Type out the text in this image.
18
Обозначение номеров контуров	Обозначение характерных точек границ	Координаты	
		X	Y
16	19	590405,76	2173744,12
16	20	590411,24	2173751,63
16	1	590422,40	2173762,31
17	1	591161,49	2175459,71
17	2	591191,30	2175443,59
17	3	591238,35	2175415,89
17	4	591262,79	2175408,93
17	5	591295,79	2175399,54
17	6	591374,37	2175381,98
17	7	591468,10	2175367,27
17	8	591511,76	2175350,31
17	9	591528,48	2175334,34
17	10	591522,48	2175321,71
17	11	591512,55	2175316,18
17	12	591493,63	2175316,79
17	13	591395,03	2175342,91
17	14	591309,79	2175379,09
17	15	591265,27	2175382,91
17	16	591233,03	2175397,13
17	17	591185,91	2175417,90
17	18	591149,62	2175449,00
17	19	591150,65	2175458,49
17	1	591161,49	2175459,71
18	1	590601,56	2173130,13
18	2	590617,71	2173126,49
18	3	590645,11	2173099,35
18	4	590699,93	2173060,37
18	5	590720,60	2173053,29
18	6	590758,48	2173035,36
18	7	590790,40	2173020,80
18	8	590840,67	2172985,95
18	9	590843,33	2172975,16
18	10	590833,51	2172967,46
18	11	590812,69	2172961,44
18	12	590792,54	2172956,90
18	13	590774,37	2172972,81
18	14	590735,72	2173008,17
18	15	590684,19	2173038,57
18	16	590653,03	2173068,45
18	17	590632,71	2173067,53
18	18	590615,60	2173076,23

————

Given exercise — The lines above should be duplicated exactly.

Full response —
Type out the text in this image.
18
Обозначение номеров контуров	Обозначение характерных точек границ	Координаты	
		X	Y
16	19	590405,76	2173744,12
16	20	590411,24	2173751,63
16	1	590422,40	2173762,31
17	1	591161,49	2175459,71
17	2	591191,30	2175443,59
17	3	591238,35	2175415,89
17	4	591262,79	2175408,93
17	5	591295,79	2175399,54
17	6	591374,37	2175381,98
17	7	591468,10	2175367,27
17	8	591511,76	2175350,31
17	9	591528,48	2175334,34
17	10	591522,48	2175321,71
17	11	591512,55	2175316,18
17	12	591493,63	2175316,79
17	13	591395,03	2175342,91
17	14	591309,79	2175379,09
17	15	591265,27	2175382,91
17	16	591233,03	2175397,13
17	17	591185,91	2175417,90
17	18	591149,62	2175449,00
17	19	591150,65	2175458,49
17	1	591161,49	2175459,71
18	1	590601,56	2173130,13
18	2	590617,71	2173126,49
18	3	590645,11	2173099,35
18	4	590699,93	2173060,37
18	5	590720,60	2173053,29
18	6	590758,48	2173035,36
18	7	590790,40	2173020,80
18	8	590840,67	2172985,95
18	9	590843,33	2172975,16
18	10	590833,51	2172967,46
18	11	590812,69	2172961,44
18	12	590792,54	2172956,90
18	13	590774,37	2172972,81
18	14	590735,72	2173008,17
18	15	590684,19	2173038,57
18	16	590653,03	2173068,45
18	17	590632,71	2173067,53
18	18	590615,60	2173076,23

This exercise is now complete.